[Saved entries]
====================
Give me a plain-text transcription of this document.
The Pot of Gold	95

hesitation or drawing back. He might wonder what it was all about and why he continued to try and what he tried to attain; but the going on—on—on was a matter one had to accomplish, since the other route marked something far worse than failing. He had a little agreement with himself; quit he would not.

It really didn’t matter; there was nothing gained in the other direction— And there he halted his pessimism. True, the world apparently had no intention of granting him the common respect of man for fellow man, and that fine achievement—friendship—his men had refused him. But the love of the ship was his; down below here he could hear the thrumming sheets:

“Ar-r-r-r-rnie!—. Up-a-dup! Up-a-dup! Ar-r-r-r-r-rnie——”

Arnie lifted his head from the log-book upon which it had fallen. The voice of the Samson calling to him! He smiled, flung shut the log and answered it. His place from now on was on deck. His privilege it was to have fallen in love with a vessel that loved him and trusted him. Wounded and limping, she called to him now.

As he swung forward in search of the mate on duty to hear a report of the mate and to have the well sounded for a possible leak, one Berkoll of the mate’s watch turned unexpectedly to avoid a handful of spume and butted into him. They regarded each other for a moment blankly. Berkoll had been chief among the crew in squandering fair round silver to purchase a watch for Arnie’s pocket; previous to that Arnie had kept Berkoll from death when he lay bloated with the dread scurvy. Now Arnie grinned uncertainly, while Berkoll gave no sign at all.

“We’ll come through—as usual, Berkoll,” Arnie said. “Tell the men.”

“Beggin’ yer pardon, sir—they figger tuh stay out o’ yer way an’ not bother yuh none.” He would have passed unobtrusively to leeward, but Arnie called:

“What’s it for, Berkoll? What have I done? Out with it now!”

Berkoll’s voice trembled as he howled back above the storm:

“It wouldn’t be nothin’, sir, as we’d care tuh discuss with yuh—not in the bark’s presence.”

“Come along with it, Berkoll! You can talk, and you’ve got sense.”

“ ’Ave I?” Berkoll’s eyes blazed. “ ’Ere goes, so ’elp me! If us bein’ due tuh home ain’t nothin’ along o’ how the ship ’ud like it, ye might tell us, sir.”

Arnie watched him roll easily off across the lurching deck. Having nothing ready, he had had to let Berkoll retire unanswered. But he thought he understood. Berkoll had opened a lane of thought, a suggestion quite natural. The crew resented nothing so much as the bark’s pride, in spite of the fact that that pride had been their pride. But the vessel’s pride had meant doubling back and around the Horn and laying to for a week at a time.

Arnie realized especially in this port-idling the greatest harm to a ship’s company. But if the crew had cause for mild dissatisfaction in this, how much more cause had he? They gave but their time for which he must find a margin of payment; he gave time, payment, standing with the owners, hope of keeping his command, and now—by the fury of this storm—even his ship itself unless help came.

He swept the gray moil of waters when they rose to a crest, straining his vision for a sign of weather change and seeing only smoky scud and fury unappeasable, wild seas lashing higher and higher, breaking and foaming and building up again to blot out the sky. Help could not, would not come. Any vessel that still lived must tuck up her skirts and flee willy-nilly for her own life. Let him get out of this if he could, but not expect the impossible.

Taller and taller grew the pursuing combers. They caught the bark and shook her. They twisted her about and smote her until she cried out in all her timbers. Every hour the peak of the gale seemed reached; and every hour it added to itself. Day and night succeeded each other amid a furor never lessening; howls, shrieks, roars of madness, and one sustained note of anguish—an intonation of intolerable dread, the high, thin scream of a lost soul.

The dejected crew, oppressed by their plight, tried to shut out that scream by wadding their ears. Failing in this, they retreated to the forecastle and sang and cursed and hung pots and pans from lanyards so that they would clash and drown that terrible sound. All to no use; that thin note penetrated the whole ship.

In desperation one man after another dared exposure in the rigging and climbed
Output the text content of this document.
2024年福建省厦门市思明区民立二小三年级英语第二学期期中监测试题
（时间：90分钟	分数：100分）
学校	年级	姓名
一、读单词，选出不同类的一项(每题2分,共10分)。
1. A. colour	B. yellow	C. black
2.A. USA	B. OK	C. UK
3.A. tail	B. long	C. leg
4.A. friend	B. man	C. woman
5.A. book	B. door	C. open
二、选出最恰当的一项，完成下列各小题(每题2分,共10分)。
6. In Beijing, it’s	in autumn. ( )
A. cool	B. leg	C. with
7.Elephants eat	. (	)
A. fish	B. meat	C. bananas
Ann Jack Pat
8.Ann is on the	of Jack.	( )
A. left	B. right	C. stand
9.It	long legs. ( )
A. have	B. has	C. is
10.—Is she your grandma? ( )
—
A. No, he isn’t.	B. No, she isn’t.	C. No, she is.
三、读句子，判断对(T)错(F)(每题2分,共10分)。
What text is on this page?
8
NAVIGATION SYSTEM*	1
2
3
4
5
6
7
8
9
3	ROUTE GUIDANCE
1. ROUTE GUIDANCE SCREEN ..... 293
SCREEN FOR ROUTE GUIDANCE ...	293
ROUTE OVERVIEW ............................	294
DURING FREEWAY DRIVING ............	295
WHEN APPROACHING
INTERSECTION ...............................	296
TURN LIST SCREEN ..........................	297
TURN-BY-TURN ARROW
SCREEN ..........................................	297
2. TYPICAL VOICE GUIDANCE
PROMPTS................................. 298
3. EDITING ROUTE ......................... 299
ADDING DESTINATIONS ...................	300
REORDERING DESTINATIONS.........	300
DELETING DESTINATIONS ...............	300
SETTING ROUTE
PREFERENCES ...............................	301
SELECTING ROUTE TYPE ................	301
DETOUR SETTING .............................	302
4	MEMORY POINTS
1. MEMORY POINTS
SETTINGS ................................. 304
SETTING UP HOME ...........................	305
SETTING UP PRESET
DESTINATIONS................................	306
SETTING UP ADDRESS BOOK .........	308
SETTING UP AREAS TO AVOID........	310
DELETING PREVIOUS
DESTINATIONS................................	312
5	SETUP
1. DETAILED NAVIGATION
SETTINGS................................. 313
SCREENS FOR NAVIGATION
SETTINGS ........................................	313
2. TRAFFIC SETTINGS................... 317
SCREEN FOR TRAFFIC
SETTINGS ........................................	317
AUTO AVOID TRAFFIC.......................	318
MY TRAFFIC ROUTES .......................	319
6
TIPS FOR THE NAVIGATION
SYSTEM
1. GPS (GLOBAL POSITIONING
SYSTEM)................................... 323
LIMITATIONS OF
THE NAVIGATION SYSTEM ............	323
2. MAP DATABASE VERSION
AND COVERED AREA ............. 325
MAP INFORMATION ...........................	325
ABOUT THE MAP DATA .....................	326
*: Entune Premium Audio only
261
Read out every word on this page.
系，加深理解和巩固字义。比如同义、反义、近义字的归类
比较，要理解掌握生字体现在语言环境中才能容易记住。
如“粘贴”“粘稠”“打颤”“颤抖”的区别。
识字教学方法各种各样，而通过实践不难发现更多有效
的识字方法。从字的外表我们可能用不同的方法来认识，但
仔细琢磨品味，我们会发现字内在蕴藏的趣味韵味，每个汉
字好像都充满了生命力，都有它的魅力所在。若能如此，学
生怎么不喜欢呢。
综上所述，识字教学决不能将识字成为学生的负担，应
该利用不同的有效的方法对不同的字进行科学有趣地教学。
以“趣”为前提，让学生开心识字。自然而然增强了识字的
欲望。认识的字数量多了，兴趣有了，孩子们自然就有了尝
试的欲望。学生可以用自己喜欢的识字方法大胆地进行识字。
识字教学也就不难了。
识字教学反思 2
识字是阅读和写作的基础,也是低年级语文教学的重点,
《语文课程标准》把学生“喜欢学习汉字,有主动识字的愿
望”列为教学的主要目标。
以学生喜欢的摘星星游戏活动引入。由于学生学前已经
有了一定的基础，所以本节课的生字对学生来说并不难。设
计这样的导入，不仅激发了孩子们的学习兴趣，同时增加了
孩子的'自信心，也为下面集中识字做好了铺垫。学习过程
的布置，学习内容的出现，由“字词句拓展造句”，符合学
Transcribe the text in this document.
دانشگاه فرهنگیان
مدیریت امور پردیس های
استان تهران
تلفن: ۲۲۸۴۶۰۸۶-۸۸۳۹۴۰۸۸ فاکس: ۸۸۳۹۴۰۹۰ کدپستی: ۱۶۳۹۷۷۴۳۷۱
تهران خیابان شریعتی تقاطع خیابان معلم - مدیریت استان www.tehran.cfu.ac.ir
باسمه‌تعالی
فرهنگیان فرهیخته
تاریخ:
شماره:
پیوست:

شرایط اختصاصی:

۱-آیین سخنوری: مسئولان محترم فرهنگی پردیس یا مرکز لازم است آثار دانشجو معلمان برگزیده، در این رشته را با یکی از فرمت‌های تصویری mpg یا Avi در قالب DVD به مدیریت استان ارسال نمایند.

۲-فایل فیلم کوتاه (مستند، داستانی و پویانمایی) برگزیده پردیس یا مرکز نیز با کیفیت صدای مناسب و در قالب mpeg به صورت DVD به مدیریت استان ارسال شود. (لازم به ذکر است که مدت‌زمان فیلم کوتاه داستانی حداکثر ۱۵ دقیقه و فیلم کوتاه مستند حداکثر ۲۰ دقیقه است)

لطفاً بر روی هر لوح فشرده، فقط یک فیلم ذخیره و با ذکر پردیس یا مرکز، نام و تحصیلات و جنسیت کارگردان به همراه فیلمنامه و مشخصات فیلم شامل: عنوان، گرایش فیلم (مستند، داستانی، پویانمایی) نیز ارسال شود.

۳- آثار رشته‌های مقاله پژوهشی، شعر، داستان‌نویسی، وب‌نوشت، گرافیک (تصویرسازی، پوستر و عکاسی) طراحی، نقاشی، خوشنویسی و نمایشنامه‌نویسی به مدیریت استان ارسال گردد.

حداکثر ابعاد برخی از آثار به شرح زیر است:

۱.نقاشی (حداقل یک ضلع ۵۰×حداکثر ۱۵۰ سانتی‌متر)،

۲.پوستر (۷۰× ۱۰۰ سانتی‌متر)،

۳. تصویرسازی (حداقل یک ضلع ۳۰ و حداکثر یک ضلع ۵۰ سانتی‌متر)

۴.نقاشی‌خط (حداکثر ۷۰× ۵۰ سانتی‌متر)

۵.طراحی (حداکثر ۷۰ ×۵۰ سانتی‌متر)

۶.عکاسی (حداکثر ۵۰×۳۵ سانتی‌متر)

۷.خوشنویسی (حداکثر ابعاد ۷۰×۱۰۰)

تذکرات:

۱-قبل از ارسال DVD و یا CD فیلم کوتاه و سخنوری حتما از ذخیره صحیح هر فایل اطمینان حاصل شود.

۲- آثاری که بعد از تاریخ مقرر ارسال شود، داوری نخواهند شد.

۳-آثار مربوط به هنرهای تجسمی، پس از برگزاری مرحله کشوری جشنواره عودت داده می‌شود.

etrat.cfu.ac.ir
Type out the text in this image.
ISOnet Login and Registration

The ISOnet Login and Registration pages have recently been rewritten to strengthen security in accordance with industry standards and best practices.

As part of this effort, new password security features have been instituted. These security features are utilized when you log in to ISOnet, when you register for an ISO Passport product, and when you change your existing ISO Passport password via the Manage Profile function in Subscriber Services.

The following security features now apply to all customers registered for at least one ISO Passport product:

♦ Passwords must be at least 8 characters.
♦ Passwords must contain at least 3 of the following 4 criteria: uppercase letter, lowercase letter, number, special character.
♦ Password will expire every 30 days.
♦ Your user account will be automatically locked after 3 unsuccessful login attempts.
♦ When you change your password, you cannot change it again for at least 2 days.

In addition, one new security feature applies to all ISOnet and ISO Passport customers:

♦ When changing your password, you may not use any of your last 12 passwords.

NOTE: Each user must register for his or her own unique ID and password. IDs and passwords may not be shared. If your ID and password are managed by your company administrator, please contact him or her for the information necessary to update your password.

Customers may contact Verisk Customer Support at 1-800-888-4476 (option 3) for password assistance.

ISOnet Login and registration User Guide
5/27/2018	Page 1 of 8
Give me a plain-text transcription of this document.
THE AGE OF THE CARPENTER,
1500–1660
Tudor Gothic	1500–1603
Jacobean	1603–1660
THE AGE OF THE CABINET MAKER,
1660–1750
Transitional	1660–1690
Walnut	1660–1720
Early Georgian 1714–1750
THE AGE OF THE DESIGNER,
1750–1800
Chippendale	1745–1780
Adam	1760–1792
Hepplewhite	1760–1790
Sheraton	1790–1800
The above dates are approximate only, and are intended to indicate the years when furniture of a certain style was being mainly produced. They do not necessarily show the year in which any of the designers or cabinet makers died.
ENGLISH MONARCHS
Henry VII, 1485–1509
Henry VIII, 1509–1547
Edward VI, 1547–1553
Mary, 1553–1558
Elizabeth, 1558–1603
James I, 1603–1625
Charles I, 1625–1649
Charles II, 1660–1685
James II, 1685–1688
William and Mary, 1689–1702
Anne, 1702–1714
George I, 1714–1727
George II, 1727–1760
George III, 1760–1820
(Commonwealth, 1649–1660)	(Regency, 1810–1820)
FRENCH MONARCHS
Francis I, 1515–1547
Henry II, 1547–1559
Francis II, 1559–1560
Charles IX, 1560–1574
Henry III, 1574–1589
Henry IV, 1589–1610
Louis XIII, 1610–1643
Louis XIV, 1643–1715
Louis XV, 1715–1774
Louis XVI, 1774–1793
====================
WHAT THE EXERCISE ASKS → Go through the preceding material and copy each line that has the word "DELETING".

WRITTEN RESPONSE →
DELETING DESTINATIONS ...............	300
DELETING PREVIOUS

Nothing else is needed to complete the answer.